» **PROBLEM**
Faithfully return all lines, omitting every embedded picture.

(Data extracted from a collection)
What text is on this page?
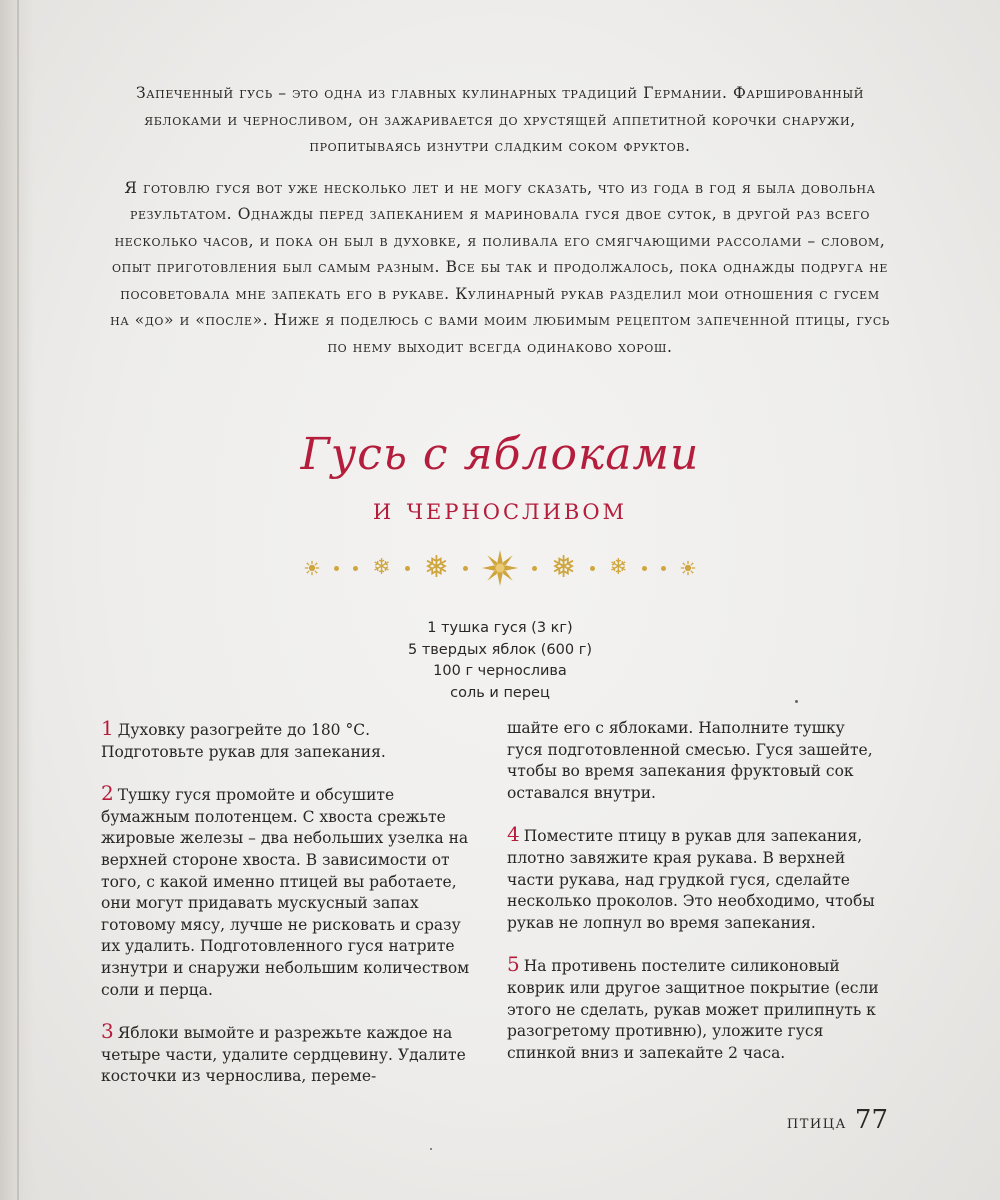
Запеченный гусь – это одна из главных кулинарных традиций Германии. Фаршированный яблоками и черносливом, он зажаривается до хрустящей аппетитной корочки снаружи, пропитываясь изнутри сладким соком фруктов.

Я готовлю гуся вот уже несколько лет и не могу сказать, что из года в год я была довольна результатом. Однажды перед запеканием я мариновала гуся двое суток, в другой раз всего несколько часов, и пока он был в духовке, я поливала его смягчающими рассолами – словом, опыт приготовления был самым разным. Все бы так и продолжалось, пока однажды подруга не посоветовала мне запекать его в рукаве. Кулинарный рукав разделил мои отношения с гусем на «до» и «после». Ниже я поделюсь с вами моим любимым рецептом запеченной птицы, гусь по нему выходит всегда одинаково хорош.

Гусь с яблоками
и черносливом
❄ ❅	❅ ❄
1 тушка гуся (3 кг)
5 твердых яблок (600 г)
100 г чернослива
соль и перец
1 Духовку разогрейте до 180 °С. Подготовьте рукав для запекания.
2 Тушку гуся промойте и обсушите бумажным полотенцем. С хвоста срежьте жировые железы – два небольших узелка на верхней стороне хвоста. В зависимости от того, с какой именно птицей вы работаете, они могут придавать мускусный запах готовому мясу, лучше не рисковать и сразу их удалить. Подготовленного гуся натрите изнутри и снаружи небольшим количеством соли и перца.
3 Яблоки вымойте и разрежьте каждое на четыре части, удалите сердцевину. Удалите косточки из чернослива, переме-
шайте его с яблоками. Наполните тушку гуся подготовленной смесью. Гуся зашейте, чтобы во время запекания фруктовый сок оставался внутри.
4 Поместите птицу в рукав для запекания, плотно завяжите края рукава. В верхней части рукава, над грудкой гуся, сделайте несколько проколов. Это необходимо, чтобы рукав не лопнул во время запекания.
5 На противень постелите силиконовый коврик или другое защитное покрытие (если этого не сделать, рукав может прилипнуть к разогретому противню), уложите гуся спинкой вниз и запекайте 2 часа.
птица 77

» **SOLVED EXERCISE**
What text is on this page?
Запеченный гусь – это одна из главных кулинарных традиций Германии. Фаршированный яблоками и черносливом, он зажаривается до хрустящей аппетитной корочки снаружи, пропитываясь изнутри сладким соком фруктов.

Я готовлю гуся вот уже несколько лет и не могу сказать, что из года в год я была довольна результатом. Однажды перед запеканием я мариновала гуся двое суток, в другой раз всего несколько часов, и пока он был в духовке, я поливала его смягчающими рассолами – словом, опыт приготовления был самым разным. Все бы так и продолжалось, пока однажды подруга не посоветовала мне запекать его в рукаве. Кулинарный рукав разделил мои отношения с гусем на «до» и «после». Ниже я поделюсь с вами моим любимым рецептом запеченной птицы, гусь по нему выходит всегда одинаково хорош.

Гусь с яблоками
и черносливом
❄ ❅	❅ ❄
1 тушка гуся (3 кг)
5 твердых яблок (600 г)
100 г чернослива
соль и перец
1 Духовку разогрейте до 180 °С. Подготовьте рукав для запекания.
2 Тушку гуся промойте и обсушите бумажным полотенцем. С хвоста срежьте жировые железы – два небольших узелка на верхней стороне хвоста. В зависимости от того, с какой именно птицей вы работаете, они могут придавать мускусный запах готовому мясу, лучше не рисковать и сразу их удалить. Подготовленного гуся натрите изнутри и снаружи небольшим количеством соли и перца.
3 Яблоки вымойте и разрежьте каждое на четыре части, удалите сердцевину. Удалите косточки из чернослива, переме-
шайте его с яблоками. Наполните тушку гуся подготовленной смесью. Гуся зашейте, чтобы во время запекания фруктовый сок оставался внутри.
4 Поместите птицу в рукав для запекания, плотно завяжите края рукава. В верхней части рукава, над грудкой гуся, сделайте несколько проколов. Это необходимо, чтобы рукав не лопнул во время запекания.
5 На противень постелите силиконовый коврик или другое защитное покрытие (если этого не сделать, рукав может прилипнуть к разогретому противню), уложите гуся спинкой вниз и запекайте 2 часа.
птица 77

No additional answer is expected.